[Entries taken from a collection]

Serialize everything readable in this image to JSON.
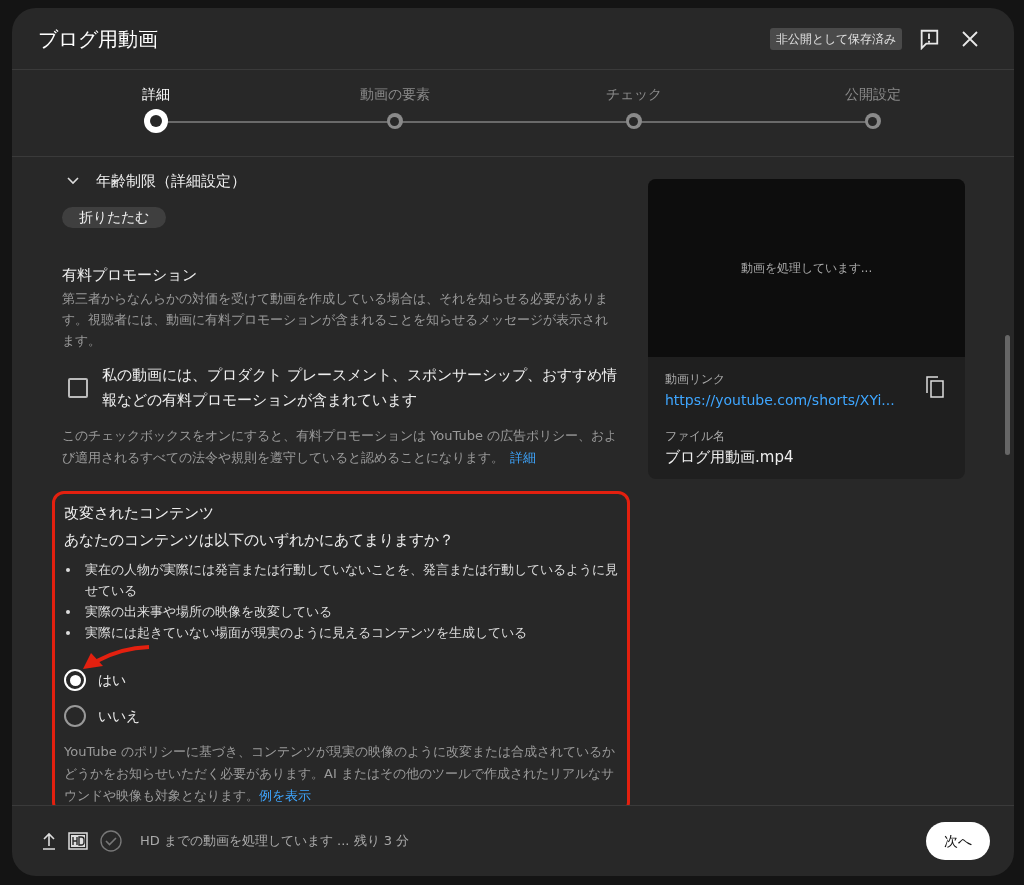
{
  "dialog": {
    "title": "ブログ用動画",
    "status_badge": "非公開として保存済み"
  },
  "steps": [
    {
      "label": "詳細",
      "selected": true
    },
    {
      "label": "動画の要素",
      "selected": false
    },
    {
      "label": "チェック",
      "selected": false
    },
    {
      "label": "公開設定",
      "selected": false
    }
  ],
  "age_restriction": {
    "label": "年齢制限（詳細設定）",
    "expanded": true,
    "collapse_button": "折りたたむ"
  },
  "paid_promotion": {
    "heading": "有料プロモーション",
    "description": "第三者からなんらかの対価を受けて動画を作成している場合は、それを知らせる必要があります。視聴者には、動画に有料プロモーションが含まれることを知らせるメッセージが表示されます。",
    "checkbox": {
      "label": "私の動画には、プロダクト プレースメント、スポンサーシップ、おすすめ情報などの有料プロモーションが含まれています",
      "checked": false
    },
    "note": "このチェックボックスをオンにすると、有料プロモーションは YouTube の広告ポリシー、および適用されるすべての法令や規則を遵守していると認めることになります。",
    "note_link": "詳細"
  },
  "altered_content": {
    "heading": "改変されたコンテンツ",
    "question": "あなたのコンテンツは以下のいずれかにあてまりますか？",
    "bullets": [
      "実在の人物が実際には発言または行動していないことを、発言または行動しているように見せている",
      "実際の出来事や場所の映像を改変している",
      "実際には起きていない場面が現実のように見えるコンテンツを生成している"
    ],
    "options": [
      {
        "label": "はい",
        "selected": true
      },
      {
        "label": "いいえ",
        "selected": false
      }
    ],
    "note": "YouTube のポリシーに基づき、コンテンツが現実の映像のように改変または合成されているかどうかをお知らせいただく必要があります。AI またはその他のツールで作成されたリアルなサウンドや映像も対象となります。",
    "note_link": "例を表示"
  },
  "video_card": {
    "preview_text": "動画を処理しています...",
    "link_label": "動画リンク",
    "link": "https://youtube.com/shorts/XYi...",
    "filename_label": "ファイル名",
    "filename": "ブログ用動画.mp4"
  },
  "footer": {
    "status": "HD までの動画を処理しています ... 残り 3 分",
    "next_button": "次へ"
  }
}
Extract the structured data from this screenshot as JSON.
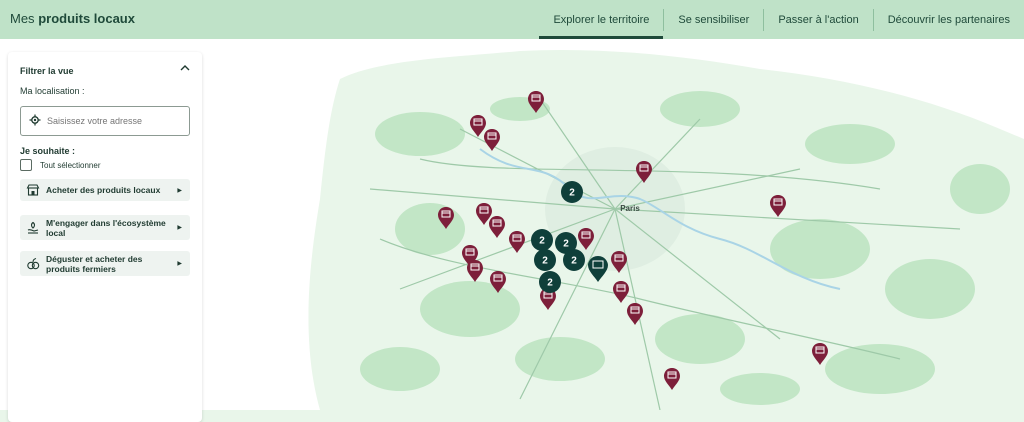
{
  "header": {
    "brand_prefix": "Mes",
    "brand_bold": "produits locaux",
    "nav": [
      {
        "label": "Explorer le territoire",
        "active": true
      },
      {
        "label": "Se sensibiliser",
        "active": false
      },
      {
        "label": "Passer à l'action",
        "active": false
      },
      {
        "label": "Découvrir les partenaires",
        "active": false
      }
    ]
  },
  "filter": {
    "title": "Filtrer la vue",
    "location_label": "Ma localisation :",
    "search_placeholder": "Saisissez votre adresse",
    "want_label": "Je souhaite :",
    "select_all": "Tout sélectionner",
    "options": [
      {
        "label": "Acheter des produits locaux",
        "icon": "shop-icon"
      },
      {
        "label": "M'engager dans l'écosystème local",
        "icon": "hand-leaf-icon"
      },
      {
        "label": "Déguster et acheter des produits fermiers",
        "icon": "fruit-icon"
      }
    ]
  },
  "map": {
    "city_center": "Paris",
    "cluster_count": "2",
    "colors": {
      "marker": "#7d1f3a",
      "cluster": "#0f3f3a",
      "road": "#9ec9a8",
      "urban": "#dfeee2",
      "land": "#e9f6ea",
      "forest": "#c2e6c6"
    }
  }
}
--
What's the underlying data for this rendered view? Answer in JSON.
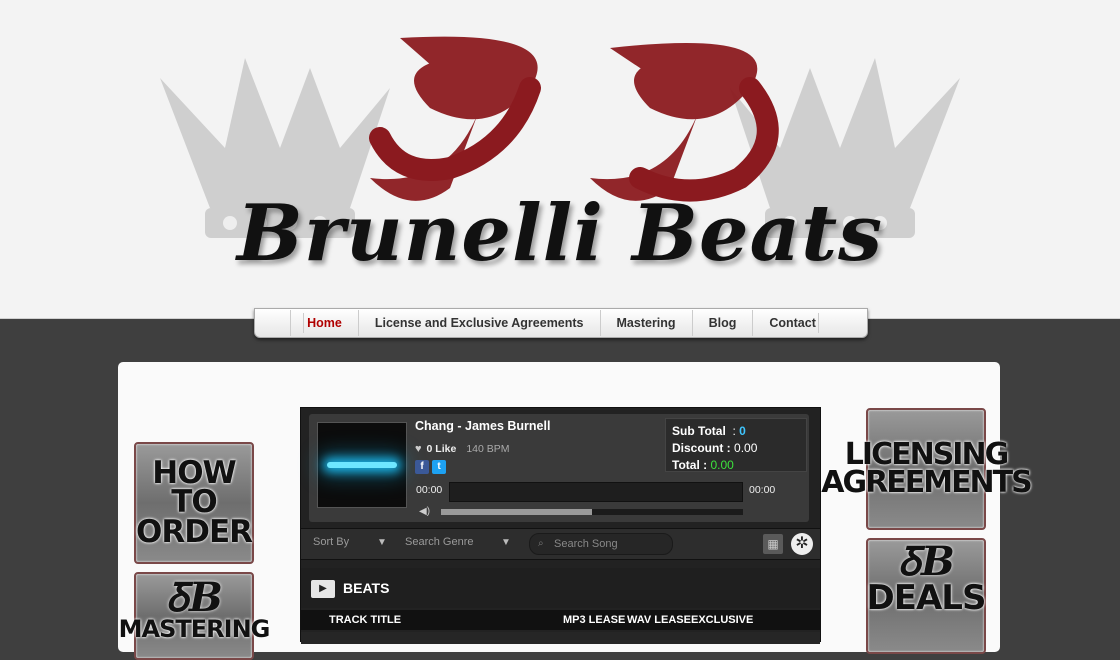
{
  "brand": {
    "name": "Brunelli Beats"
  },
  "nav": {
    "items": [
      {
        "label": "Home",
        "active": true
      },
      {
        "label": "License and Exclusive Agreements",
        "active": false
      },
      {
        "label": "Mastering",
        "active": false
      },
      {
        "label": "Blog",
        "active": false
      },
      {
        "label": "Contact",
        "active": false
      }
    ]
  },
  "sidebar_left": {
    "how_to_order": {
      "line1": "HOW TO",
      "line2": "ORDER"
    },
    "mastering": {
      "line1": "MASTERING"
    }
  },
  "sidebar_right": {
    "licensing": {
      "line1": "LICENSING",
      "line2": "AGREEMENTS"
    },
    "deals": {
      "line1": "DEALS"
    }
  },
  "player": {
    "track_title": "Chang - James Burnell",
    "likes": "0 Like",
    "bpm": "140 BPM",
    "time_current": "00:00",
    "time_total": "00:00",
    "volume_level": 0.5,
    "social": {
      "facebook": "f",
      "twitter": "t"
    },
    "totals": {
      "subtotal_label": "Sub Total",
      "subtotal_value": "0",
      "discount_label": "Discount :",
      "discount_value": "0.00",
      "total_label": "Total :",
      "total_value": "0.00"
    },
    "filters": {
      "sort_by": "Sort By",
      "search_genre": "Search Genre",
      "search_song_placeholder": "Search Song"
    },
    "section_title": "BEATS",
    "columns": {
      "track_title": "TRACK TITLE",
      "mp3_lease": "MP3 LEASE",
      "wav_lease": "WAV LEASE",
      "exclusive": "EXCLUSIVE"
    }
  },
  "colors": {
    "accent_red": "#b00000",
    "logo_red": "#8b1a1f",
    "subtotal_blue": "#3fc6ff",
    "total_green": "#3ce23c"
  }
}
---
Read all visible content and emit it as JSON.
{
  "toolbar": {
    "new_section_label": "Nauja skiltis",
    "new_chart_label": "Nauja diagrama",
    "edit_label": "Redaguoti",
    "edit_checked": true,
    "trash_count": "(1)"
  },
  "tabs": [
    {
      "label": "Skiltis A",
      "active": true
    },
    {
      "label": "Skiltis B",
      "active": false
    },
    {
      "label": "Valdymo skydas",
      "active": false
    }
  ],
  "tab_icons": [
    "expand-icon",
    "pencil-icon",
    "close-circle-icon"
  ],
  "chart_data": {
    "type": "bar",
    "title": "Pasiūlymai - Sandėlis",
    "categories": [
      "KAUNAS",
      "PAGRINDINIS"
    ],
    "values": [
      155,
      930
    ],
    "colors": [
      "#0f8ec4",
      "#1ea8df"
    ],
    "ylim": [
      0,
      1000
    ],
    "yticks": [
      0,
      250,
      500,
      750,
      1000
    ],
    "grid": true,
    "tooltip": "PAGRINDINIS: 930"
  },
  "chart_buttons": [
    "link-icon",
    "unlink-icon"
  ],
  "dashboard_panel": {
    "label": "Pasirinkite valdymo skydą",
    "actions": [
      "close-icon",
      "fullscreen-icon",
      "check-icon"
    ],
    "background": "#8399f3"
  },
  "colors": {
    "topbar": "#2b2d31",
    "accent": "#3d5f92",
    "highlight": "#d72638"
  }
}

▶ [Problem to work on]:
In the listing, how many lines hold "produits"? Answer with a bare number.

▶ [Exercise output]:
3